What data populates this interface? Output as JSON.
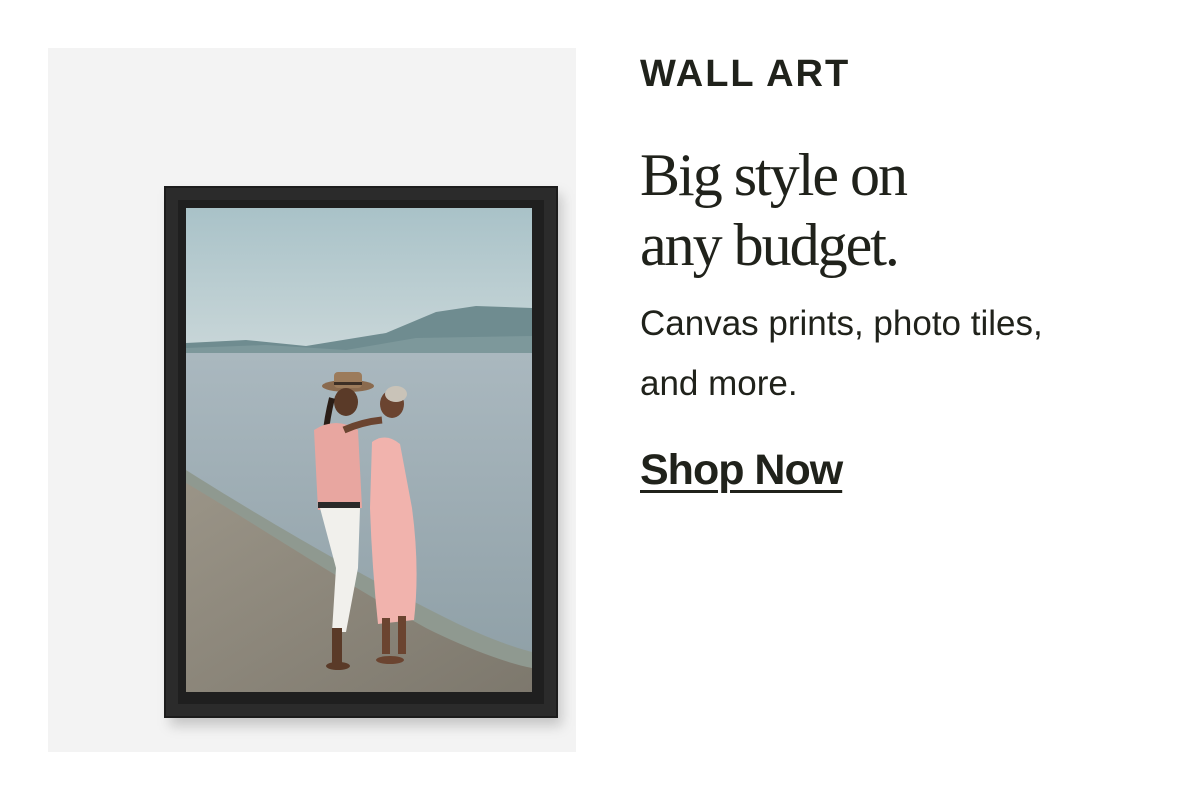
{
  "promo": {
    "eyebrow": "WALL ART",
    "headline_line1": "Big style on",
    "headline_line2": "any budget.",
    "subtext": "Canvas prints, photo tiles, and more.",
    "cta_label": "Shop Now"
  },
  "colors": {
    "text": "#20221b",
    "panel_background": "#f3f3f3",
    "frame": "#2b2b2b"
  }
}
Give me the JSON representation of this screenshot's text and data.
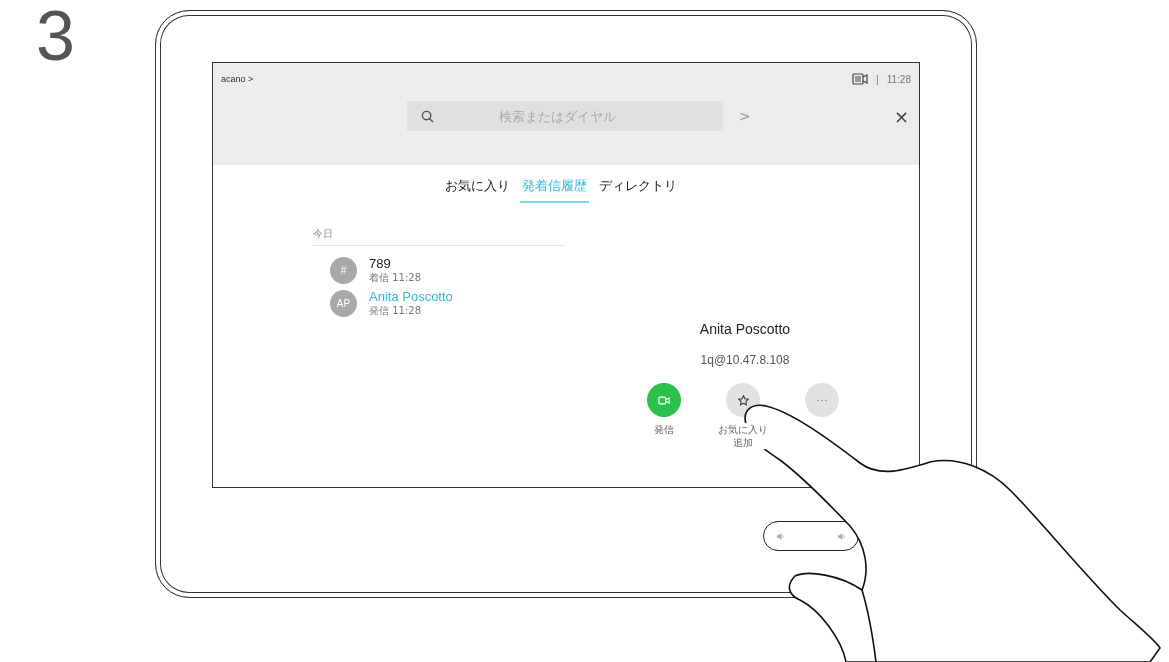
{
  "step": "3",
  "status": {
    "breadcrumb": "acano >",
    "separator": "|",
    "time": "11:28"
  },
  "search": {
    "placeholder": "検索またはダイヤル",
    "go": ">",
    "close": "×"
  },
  "tabs": [
    {
      "label": "お気に入り",
      "selected": false
    },
    {
      "label": "発着信履歴",
      "selected": true
    },
    {
      "label": "ディレクトリ",
      "selected": false
    }
  ],
  "list": {
    "heading": "今日",
    "items": [
      {
        "initials": "#",
        "title": "789",
        "subtitle": "着信 11:28",
        "selected": false
      },
      {
        "initials": "AP",
        "title": "Anita Poscotto",
        "subtitle": "発信 11:28",
        "selected": true
      }
    ]
  },
  "detail": {
    "name": "Anita Poscotto",
    "address": "1q@10.47.8.108",
    "actions": [
      {
        "kind": "call",
        "label": [
          "発信"
        ]
      },
      {
        "kind": "favorite",
        "label": [
          "お気に入り",
          "追加"
        ]
      },
      {
        "kind": "more"
      }
    ]
  }
}
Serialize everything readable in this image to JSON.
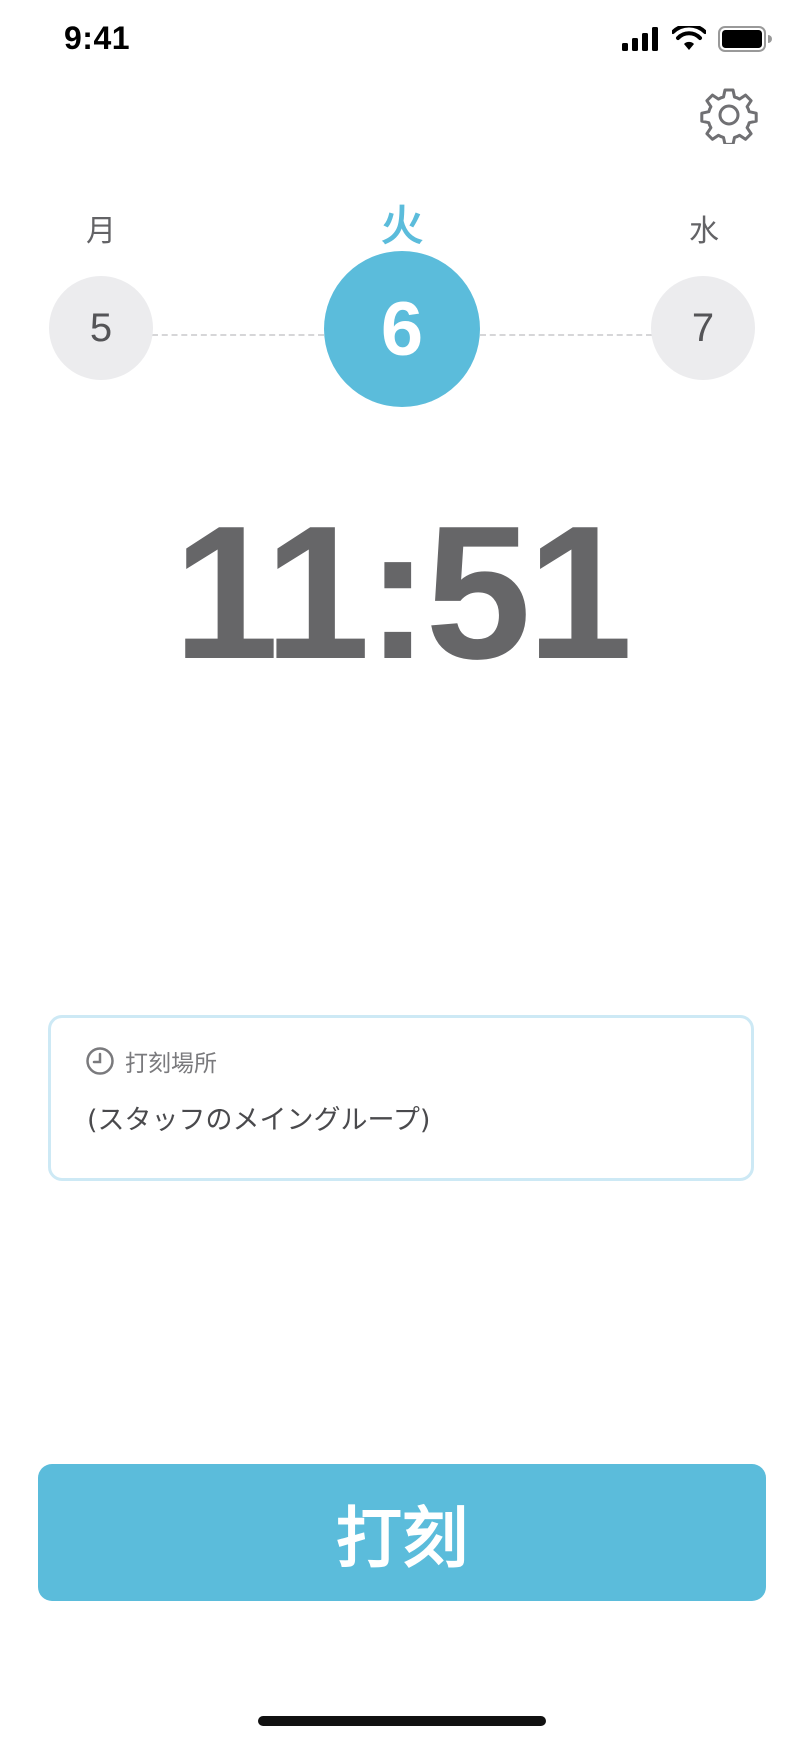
{
  "status_bar": {
    "time": "9:41"
  },
  "days": [
    {
      "weekday": "月",
      "date": "5",
      "selected": false
    },
    {
      "weekday": "火",
      "date": "6",
      "selected": true
    },
    {
      "weekday": "水",
      "date": "7",
      "selected": false
    }
  ],
  "clock": {
    "time": "11:51"
  },
  "location": {
    "label": "打刻場所",
    "value": "(スタッフのメイングループ)",
    "icon": "clock-icon"
  },
  "punch_button": {
    "label": "打刻"
  },
  "colors": {
    "accent": "#5BBCDB",
    "inactive_circle": "#ECECEE",
    "card_border": "#CDE9F5",
    "clock_text": "#666668"
  },
  "icons": [
    "cellular-signal-icon",
    "wifi-icon",
    "battery-icon",
    "gear-icon",
    "clock-icon"
  ]
}
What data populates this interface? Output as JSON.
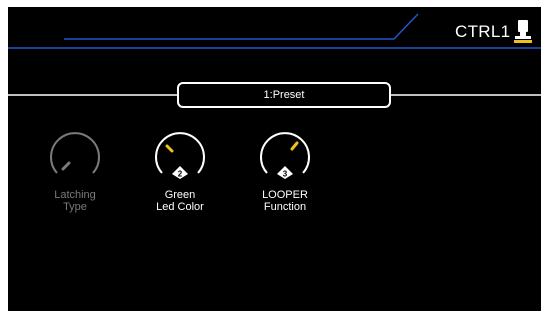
{
  "header": {
    "title": "CTRL1",
    "icon": "footswitch-icon",
    "accent_color": "#2255cc"
  },
  "preset": {
    "label": "1:Preset"
  },
  "knobs": [
    {
      "name_line1": "Latching",
      "name_line2": "Type",
      "badge": "",
      "enabled": false,
      "indicator_color": "#7a7a7a",
      "ring_color": "#7a7a7a"
    },
    {
      "name_line1": "Green",
      "name_line2": "Led Color",
      "badge": "2",
      "enabled": true,
      "indicator_color": "#f0c020",
      "ring_color": "#ffffff"
    },
    {
      "name_line1": "LOOPER",
      "name_line2": "Function",
      "badge": "3",
      "enabled": true,
      "indicator_color": "#f0c020",
      "ring_color": "#ffffff"
    }
  ]
}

**DESCRIPTION OF THE TASK**
Leave the pictures out and reproduce each record exactly as written.

**RESPONSE**
What data populates this interface? Output as JSON.
{
  "promo": {
    "eyebrow": "WALL ART",
    "headline_line1": "Big style on",
    "headline_line2": "any budget.",
    "subtext": "Canvas prints, photo tiles, and more.",
    "cta_label": "Shop Now"
  },
  "colors": {
    "text": "#20221b",
    "panel_background": "#f3f3f3",
    "frame": "#2b2b2b"
  }
}
Give me the JSON representation of this screenshot's text and data.
{
  "step": "3",
  "status": {
    "breadcrumb": "acano >",
    "separator": "|",
    "time": "11:28"
  },
  "search": {
    "placeholder": "検索またはダイヤル",
    "go": ">",
    "close": "×"
  },
  "tabs": [
    {
      "label": "お気に入り",
      "selected": false
    },
    {
      "label": "発着信履歴",
      "selected": true
    },
    {
      "label": "ディレクトリ",
      "selected": false
    }
  ],
  "list": {
    "heading": "今日",
    "items": [
      {
        "initials": "#",
        "title": "789",
        "subtitle": "着信 11:28",
        "selected": false
      },
      {
        "initials": "AP",
        "title": "Anita Poscotto",
        "subtitle": "発信 11:28",
        "selected": true
      }
    ]
  },
  "detail": {
    "name": "Anita Poscotto",
    "address": "1q@10.47.8.108",
    "actions": [
      {
        "kind": "call",
        "label": [
          "発信"
        ]
      },
      {
        "kind": "favorite",
        "label": [
          "お気に入り",
          "追加"
        ]
      },
      {
        "kind": "more"
      }
    ]
  }
}
Serialize everything readable in this image to JSON.
{
  "status_bar": {
    "time": "9:41"
  },
  "days": [
    {
      "weekday": "月",
      "date": "5",
      "selected": false
    },
    {
      "weekday": "火",
      "date": "6",
      "selected": true
    },
    {
      "weekday": "水",
      "date": "7",
      "selected": false
    }
  ],
  "clock": {
    "time": "11:51"
  },
  "location": {
    "label": "打刻場所",
    "value": "(スタッフのメイングループ)",
    "icon": "clock-icon"
  },
  "punch_button": {
    "label": "打刻"
  },
  "colors": {
    "accent": "#5BBCDB",
    "inactive_circle": "#ECECEE",
    "card_border": "#CDE9F5",
    "clock_text": "#666668"
  },
  "icons": [
    "cellular-signal-icon",
    "wifi-icon",
    "battery-icon",
    "gear-icon",
    "clock-icon"
  ]
}
What data populates this interface? Output as JSON.
{
  "header": {
    "title": "CTRL1",
    "icon": "footswitch-icon",
    "accent_color": "#2255cc"
  },
  "preset": {
    "label": "1:Preset"
  },
  "knobs": [
    {
      "name_line1": "Latching",
      "name_line2": "Type",
      "badge": "",
      "enabled": false,
      "indicator_color": "#7a7a7a",
      "ring_color": "#7a7a7a"
    },
    {
      "name_line1": "Green",
      "name_line2": "Led Color",
      "badge": "2",
      "enabled": true,
      "indicator_color": "#f0c020",
      "ring_color": "#ffffff"
    },
    {
      "name_line1": "LOOPER",
      "name_line2": "Function",
      "badge": "3",
      "enabled": true,
      "indicator_color": "#f0c020",
      "ring_color": "#ffffff"
    }
  ]
}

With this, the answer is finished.